Type: Arc Quartz Crucible
SiO2 Purity: 99.99%
Welting Point: 1750 ℃
Working Temperature: <1450 ℃
Use: music bowl, heating container
Packing: Wooden Case / Carton, Plastic Foam into Packing
Item NO.: 90926
MOQ: No limited
Bulk Customized Fabrication for Any Dimensions
Opaque quartz crucible made by electric arc method is an indispensable basic material for producing large diameter single crystal silicon and large scale integrated circuits.
Crucible crystallization involves the transformation of the transparent quartz layer from a glass phase to a cristobalite, resulting in structural damage and coating degradation within the crucible. This transformation may also lead to reactions between the bubble layer and molten silicon, causing granular silicon oxide to enter the molten silicon and flow towards the crystal growth front. Such phenomena can result in the loss of single crystal structure of silicon single crystal, commonly known as long crystal break line. Furthermore, crystallization leads to a reduction in original thickness of the quartz crucible, weakening its strength and altering its structure, shape, and density, ultimately leading to the fragmentation and mechanical failure of the quartz crucible.
When serious crystallization occurs, quartz will be prone to detachment, which can impact crystal pulling. However, a small amount of crystallization enhances the stability of the crucible surface, thereby facilitating crystal pulling (Some analyses suggest that doping BaCO3 can promote the formation of tiny and dense cristobalite crystals on the inner wall of the crucible. This dense crystal layer on the inner wall is less susceptible to erosion and spalling by silicon melt. Even if tiny particles do spall off, they are more easily melted in high-temperature melt), effectively reducing oxygen content.

[Records]
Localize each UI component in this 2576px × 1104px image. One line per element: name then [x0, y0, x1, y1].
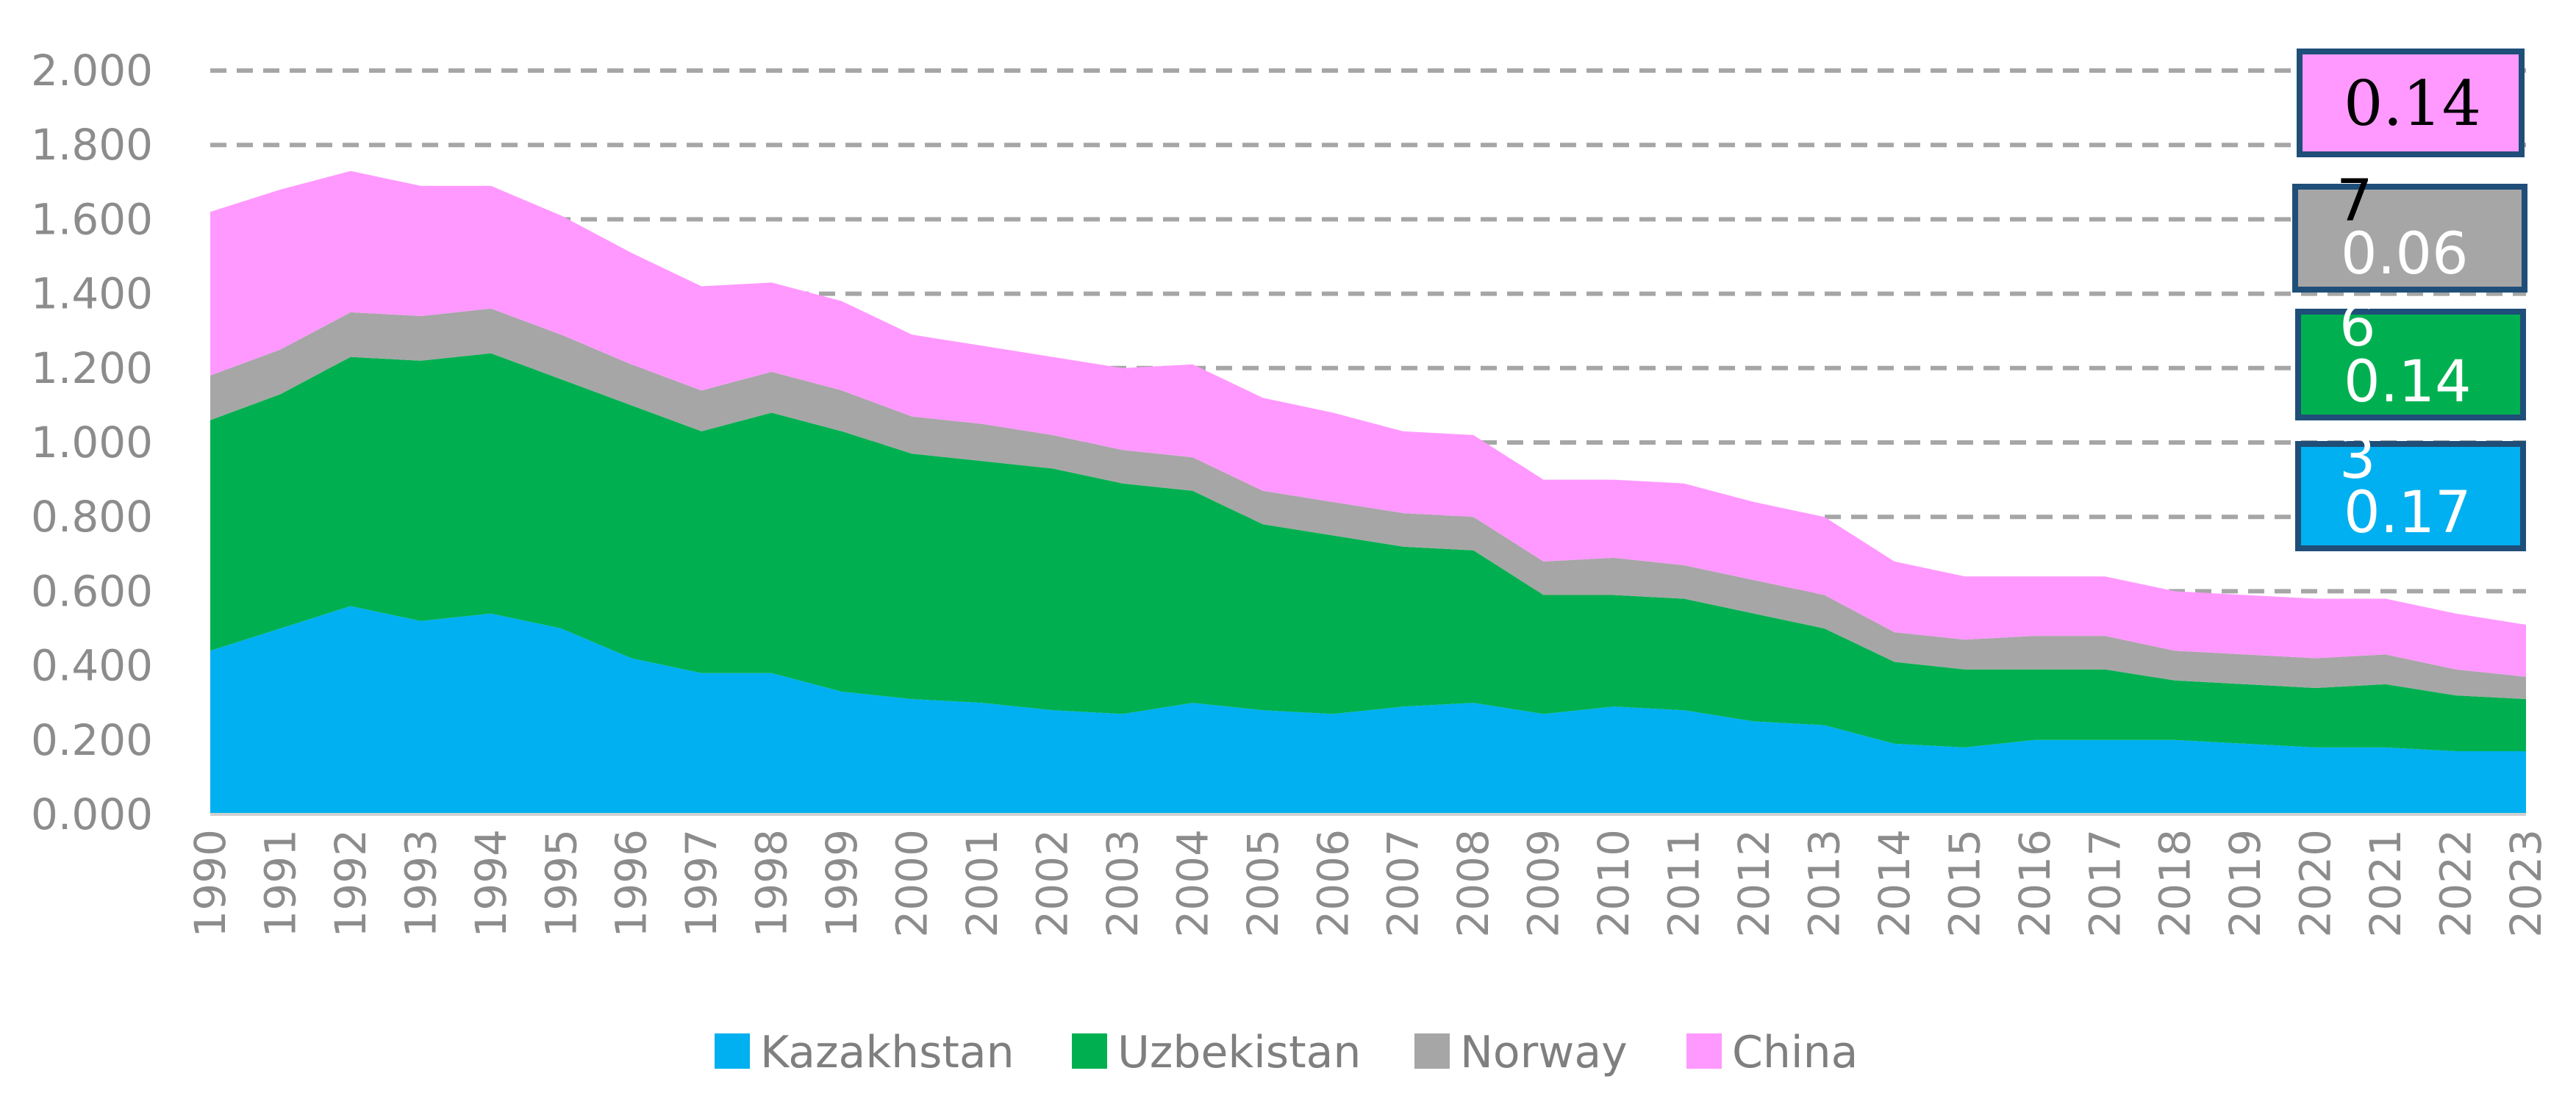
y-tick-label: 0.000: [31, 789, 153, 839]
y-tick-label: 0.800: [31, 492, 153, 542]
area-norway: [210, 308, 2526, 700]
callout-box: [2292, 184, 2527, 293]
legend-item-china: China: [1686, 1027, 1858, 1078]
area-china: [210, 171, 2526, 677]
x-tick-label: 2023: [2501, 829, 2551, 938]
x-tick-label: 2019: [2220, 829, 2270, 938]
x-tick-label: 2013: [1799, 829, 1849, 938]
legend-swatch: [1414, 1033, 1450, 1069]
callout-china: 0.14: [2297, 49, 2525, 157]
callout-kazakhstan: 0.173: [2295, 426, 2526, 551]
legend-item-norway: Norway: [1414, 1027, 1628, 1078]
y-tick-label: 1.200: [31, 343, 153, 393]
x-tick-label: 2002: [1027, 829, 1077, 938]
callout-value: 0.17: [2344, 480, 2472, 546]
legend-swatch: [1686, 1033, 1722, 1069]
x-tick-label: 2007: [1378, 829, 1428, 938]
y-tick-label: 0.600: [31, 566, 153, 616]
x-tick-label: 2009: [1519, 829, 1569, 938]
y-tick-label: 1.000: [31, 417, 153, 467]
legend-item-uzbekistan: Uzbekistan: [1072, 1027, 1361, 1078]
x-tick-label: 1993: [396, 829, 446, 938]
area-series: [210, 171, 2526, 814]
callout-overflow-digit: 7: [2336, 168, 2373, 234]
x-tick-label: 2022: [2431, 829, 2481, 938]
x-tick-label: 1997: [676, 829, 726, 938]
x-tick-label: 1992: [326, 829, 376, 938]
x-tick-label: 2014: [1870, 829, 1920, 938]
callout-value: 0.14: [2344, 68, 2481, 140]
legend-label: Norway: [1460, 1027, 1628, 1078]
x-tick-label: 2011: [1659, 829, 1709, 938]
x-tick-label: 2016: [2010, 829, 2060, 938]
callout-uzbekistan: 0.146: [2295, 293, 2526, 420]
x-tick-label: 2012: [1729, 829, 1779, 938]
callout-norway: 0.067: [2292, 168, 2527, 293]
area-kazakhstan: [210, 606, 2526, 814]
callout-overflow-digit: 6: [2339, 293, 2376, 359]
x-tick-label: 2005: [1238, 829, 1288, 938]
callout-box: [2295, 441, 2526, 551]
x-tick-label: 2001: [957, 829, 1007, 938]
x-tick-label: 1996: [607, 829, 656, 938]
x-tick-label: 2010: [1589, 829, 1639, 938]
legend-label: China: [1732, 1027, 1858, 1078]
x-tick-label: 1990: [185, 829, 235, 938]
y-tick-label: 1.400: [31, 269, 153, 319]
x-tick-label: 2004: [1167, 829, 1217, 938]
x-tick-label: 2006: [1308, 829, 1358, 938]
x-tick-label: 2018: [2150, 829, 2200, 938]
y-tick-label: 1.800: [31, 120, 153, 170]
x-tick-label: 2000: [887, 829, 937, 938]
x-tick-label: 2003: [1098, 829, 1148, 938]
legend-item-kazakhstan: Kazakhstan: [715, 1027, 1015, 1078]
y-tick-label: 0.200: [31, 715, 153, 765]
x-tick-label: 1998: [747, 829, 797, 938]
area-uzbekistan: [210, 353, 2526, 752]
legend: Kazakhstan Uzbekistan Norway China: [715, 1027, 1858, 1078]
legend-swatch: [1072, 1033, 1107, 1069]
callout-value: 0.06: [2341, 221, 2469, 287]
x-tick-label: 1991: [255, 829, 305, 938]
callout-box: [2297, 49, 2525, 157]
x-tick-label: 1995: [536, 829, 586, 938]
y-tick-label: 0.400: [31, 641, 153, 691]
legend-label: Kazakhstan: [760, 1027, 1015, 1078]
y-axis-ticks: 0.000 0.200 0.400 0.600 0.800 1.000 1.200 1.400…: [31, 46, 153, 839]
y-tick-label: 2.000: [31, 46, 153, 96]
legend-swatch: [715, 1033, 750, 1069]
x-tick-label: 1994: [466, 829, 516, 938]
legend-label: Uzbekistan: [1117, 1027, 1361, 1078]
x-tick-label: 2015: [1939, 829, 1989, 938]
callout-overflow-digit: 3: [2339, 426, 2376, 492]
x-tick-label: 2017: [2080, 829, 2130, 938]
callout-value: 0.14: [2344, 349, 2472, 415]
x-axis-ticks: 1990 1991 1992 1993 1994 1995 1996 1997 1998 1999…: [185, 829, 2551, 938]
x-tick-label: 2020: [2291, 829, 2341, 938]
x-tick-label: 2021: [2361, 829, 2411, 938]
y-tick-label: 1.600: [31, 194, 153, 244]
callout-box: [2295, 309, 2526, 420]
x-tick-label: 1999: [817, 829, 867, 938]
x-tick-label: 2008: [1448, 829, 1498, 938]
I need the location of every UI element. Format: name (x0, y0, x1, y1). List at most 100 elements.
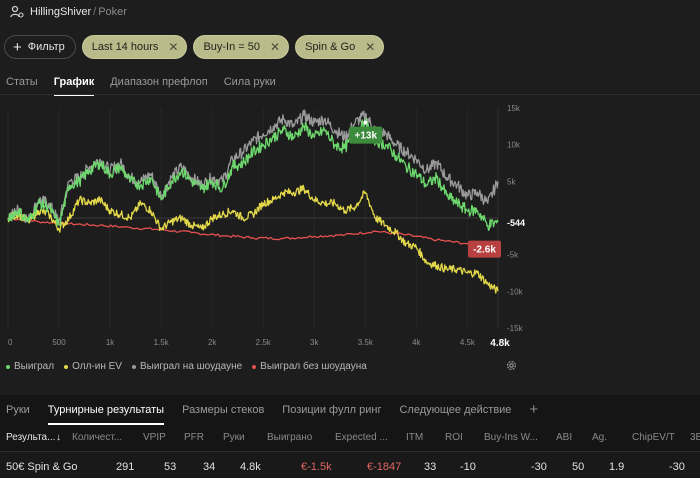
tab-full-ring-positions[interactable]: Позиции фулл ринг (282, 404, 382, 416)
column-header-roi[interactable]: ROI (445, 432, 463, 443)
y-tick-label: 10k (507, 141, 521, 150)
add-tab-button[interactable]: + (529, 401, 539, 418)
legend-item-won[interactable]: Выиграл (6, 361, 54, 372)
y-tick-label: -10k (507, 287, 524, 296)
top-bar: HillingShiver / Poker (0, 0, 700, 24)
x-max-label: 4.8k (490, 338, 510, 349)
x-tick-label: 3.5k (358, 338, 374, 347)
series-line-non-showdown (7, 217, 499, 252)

DIRECTION:
Answer these questions about the quartz crucible text:
1. What working temperature does it list for the crucible?
2. By what common name does it call the loss of single crystal structure in a silicon single crystal?
3. According to some analyses it cites, what does doping BaCO3 promote?

THE RESPONSE:
1. Below 1450 ℃.
2. Long crystal break line.
3. The formation of tiny and dense cristobalite crystals on the inner wall of the crucible.